Written instruction: Filter the data below for the string "nyomán" and copy each matching line.
— START OF Provided records —
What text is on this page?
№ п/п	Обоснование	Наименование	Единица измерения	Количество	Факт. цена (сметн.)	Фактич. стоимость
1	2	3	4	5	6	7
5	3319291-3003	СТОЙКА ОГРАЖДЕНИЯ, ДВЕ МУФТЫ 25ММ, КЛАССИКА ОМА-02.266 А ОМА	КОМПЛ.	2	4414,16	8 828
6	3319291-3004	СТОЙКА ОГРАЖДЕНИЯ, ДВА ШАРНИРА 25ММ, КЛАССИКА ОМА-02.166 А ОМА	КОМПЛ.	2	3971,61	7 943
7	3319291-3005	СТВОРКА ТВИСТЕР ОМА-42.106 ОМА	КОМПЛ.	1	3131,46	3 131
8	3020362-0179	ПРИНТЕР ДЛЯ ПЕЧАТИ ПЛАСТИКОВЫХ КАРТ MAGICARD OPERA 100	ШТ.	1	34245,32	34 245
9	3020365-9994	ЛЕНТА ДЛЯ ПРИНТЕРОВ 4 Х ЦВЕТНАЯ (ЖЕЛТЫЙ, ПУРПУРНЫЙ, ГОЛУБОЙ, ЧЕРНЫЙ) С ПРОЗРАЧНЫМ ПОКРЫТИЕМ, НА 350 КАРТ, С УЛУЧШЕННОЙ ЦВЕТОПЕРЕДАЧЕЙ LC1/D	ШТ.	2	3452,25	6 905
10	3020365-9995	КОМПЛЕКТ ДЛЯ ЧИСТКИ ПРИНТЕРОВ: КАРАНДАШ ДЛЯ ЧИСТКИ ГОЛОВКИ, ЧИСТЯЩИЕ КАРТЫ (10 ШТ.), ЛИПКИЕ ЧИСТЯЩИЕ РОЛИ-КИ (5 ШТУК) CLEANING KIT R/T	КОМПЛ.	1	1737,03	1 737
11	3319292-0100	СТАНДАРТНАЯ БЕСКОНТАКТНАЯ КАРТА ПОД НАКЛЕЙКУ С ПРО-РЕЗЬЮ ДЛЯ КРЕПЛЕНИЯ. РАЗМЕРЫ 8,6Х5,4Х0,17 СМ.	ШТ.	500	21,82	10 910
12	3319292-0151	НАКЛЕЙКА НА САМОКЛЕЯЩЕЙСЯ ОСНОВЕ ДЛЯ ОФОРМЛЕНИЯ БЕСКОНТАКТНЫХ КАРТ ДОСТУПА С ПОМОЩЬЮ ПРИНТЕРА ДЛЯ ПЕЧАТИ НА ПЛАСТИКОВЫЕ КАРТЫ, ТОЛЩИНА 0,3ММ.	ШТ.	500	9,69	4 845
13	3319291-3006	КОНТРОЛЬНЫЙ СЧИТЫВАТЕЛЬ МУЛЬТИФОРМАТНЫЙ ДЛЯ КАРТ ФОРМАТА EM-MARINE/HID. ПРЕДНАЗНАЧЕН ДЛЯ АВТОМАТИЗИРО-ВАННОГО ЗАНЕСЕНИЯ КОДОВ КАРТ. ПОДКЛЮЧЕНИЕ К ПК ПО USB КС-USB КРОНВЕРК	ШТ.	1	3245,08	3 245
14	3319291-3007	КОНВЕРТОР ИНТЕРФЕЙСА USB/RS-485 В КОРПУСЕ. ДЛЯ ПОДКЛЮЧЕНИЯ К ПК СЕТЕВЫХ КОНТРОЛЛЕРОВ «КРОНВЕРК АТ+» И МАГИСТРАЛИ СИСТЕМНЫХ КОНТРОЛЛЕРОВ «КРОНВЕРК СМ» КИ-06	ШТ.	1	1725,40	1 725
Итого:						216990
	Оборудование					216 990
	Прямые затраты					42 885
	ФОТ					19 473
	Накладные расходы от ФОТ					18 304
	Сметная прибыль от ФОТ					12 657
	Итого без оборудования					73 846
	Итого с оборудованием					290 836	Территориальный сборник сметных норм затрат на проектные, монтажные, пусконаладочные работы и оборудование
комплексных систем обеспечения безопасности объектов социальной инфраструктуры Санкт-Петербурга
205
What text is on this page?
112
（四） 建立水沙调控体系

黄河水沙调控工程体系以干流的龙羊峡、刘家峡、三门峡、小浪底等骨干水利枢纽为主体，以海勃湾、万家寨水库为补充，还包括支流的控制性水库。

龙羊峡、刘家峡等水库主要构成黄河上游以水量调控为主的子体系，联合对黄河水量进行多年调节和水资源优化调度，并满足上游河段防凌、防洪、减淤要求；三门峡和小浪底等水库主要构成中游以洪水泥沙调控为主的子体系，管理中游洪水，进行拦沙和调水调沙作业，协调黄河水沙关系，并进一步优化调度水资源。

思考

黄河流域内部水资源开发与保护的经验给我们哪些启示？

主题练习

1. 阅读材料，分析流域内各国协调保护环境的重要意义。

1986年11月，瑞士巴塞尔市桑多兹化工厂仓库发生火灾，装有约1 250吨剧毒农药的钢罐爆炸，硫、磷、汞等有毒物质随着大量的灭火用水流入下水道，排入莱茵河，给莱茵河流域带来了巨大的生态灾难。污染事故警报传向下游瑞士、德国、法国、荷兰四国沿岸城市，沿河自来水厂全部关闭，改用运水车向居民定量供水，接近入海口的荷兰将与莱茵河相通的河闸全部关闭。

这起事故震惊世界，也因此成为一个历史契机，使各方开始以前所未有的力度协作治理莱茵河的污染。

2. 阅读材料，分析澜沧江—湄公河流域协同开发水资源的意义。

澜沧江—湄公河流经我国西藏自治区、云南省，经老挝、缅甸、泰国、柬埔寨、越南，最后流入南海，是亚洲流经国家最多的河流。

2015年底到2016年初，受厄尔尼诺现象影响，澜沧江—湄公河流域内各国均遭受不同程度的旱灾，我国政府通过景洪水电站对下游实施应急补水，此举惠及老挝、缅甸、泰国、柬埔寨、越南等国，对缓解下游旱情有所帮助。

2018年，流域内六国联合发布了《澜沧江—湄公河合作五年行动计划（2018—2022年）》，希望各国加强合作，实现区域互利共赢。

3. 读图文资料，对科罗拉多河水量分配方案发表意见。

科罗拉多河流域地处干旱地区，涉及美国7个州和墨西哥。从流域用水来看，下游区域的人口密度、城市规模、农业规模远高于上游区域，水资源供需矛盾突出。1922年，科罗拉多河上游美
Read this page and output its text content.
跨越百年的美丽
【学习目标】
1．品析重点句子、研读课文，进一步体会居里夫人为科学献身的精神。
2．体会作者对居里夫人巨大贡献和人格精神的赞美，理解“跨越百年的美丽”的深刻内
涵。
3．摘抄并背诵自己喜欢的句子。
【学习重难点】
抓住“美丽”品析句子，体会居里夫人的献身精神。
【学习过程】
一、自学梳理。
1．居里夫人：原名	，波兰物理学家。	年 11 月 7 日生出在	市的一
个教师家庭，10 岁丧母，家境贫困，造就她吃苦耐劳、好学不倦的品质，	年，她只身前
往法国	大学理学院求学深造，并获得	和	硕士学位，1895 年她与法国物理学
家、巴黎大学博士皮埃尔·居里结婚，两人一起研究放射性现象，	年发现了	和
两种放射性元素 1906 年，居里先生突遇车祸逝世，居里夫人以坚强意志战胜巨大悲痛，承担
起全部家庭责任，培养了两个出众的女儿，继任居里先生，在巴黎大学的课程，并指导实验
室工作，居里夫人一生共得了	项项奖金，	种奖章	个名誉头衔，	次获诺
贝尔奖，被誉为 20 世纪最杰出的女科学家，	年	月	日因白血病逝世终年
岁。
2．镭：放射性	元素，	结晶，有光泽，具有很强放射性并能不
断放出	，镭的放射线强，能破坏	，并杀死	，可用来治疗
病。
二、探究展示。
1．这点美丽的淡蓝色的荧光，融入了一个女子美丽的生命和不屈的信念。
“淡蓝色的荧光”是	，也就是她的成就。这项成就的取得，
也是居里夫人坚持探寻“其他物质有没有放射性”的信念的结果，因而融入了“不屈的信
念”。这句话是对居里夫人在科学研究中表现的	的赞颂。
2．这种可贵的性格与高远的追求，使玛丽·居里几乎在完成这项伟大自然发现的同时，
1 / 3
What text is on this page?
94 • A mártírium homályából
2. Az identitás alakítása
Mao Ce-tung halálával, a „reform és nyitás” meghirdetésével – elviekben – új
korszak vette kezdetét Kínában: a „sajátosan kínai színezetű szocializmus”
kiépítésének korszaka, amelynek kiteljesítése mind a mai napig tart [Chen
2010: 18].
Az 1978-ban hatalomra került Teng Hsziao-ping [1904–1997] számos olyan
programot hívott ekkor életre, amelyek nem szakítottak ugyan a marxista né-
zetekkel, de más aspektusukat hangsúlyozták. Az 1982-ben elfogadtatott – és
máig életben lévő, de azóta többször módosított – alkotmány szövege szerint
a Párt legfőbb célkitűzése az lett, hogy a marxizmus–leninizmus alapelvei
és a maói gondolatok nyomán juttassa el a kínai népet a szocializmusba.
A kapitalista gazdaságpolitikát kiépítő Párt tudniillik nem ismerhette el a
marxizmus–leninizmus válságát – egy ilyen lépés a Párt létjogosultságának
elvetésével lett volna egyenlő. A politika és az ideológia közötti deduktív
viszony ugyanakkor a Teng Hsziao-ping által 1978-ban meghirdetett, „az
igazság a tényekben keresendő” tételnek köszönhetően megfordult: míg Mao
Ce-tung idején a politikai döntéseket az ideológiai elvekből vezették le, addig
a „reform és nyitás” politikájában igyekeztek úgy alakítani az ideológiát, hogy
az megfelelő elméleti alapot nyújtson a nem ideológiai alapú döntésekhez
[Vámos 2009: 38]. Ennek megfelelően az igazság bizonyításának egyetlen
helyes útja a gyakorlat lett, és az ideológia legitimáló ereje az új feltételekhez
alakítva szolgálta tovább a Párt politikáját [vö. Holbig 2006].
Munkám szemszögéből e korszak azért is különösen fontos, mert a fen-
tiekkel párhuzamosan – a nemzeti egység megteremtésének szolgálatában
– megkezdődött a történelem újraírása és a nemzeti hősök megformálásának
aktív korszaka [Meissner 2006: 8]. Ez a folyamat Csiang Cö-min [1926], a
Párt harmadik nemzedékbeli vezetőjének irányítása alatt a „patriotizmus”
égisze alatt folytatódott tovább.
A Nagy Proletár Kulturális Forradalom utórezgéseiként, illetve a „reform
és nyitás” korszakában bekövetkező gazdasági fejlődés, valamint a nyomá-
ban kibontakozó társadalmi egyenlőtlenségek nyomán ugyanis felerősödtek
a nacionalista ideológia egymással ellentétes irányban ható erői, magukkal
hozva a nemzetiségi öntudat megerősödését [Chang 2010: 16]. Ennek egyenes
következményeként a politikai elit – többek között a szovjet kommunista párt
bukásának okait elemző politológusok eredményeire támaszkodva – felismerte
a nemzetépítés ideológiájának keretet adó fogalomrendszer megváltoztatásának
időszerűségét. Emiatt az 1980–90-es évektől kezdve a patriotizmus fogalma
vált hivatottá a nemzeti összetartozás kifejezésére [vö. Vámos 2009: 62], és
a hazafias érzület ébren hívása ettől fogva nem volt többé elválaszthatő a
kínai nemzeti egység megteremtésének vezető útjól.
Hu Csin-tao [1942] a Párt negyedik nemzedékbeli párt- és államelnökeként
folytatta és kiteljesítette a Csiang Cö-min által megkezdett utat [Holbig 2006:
— END OF Provided records —
Written reply:
és a maói gondolatok nyomán juttassa el a kínai népet a szocializmusba.
ban kibontakozó társadalmi egyenlőtlenségek nyomán ugyanis felerősödtek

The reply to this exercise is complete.